* SHORT EXERCISE
Gather the lines that hold the string "исполнительной".

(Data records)
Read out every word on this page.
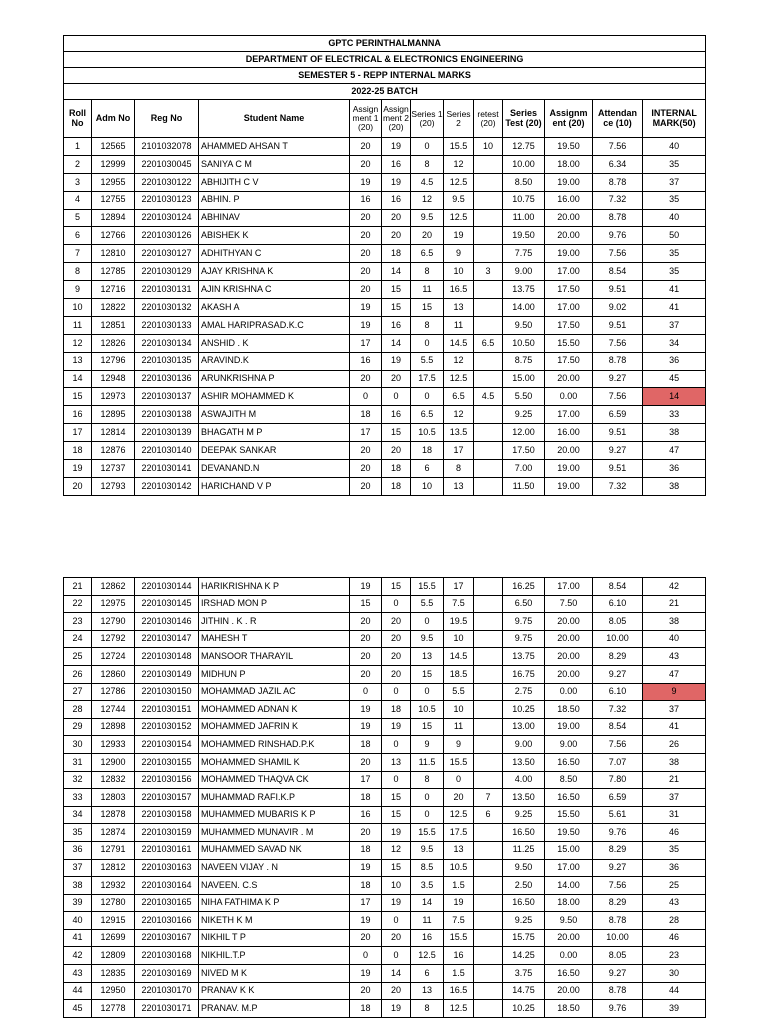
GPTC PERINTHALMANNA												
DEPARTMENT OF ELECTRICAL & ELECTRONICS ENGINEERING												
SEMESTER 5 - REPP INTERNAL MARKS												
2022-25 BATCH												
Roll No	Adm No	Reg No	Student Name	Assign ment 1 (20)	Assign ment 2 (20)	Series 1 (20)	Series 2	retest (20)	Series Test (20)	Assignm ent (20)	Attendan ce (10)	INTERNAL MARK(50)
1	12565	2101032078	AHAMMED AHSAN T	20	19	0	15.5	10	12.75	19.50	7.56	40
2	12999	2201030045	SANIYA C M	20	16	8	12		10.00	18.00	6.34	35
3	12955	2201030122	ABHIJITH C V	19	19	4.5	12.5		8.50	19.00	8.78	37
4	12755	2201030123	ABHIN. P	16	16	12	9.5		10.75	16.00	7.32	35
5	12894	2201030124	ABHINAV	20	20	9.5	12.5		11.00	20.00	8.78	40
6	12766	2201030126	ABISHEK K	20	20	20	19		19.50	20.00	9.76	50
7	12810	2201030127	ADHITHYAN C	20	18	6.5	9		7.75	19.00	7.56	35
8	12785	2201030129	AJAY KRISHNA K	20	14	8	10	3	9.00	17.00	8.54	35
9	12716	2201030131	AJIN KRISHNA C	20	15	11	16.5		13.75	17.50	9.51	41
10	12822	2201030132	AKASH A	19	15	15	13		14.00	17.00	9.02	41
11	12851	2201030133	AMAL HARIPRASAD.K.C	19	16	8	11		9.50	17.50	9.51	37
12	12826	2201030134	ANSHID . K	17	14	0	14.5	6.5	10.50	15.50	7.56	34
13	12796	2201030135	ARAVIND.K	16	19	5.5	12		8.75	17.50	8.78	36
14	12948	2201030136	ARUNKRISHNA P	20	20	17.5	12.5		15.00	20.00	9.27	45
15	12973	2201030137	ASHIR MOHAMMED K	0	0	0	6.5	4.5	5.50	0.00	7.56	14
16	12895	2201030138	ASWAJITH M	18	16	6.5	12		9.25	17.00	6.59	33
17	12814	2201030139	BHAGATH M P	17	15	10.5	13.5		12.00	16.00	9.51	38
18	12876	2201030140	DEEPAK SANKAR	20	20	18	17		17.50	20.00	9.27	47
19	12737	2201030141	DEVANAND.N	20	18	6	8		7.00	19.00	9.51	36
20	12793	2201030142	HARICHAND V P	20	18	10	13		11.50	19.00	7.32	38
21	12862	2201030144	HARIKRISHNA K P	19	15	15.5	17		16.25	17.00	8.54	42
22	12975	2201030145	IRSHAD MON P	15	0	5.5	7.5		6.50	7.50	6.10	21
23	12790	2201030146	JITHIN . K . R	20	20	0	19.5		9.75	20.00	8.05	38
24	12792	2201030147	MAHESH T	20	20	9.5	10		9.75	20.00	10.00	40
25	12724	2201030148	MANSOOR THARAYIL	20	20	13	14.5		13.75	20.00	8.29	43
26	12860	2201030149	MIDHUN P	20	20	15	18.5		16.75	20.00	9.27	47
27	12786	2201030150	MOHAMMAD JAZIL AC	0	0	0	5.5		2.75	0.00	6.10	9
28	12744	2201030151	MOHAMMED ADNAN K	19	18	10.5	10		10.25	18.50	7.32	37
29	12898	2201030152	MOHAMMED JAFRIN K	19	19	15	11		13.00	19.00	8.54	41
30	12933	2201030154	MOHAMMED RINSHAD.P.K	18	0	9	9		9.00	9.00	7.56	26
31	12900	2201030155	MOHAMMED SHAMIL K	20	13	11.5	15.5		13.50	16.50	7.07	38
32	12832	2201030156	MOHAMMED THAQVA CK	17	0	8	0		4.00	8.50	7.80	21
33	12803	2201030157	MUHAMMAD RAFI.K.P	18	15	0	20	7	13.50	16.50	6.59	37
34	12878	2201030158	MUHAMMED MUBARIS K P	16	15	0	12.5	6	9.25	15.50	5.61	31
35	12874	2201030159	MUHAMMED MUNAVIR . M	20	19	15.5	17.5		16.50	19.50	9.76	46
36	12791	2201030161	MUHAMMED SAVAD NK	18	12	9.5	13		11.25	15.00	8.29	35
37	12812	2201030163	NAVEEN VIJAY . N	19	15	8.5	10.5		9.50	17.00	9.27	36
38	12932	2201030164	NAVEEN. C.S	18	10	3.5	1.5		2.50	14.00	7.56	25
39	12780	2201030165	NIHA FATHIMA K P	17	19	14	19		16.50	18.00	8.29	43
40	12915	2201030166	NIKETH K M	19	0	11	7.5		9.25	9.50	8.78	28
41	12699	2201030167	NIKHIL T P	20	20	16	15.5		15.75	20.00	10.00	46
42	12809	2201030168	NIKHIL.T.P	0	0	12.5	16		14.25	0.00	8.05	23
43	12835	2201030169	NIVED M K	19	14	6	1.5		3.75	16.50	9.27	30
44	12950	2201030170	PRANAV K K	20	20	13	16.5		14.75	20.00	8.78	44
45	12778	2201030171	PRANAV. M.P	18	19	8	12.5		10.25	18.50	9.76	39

...

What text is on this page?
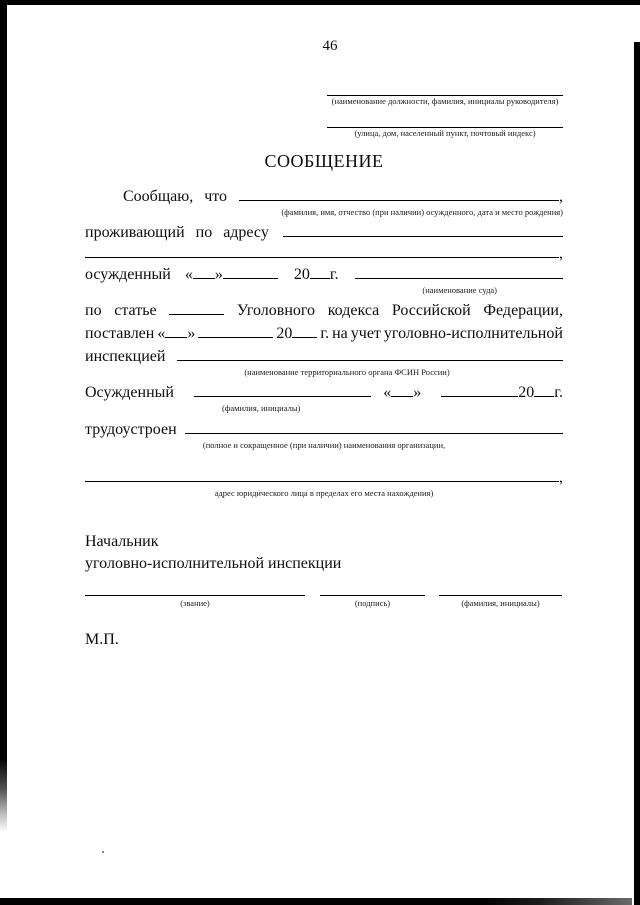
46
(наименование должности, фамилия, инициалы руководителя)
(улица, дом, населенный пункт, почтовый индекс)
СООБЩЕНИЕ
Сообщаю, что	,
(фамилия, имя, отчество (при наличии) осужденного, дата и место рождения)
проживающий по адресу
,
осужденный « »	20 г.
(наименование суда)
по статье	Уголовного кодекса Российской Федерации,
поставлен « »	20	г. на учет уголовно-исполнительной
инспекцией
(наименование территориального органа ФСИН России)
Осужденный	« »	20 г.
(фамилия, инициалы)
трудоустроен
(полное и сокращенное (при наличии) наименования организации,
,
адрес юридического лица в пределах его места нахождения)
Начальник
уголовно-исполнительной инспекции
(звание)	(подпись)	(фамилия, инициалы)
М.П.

* WRITTEN ANSWER
поставлен « »	20	г. на учет уголовно-исполнительной
уголовно-исполнительной инспекции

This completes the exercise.